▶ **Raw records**
[start]
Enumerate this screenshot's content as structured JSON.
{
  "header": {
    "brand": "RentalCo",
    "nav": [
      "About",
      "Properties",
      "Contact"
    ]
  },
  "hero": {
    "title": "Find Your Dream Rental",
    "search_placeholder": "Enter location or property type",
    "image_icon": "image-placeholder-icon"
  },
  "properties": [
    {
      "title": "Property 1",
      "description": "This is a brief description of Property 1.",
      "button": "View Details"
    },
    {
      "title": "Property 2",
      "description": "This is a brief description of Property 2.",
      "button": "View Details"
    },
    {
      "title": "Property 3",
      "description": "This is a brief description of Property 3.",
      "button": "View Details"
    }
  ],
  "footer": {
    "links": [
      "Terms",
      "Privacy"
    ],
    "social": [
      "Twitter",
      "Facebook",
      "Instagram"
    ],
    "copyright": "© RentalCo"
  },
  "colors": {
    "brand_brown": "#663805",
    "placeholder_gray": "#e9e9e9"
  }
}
[end]
[start]
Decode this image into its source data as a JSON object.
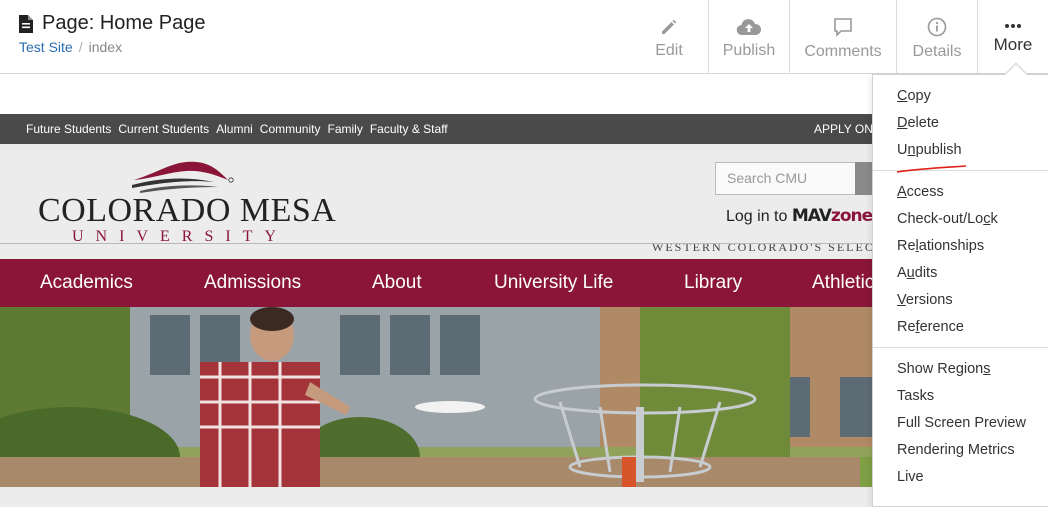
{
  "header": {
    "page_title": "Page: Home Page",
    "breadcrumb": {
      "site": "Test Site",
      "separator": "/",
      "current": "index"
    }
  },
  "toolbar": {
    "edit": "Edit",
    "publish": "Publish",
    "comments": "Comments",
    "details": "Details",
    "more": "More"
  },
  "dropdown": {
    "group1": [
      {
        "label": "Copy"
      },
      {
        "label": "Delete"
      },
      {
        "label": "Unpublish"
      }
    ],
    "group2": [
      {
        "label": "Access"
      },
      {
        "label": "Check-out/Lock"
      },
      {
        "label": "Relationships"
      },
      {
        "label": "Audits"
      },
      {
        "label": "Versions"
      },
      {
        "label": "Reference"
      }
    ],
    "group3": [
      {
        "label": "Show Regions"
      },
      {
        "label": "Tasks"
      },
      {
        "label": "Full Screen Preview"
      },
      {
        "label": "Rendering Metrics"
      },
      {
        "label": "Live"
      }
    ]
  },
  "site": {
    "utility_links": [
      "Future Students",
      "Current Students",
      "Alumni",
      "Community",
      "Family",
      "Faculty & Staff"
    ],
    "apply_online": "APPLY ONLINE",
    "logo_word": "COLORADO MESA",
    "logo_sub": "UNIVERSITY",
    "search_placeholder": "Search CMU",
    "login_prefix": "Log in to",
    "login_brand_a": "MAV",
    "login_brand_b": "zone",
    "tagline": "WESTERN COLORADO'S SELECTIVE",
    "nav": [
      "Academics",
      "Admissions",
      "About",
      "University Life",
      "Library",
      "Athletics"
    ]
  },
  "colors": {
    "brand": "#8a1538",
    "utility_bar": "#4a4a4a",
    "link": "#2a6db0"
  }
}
[end]
▶ **Problem requirements**
Say how many lines of the listing above contain "JSON", with no other words.

▶ **Output for this exercise**
2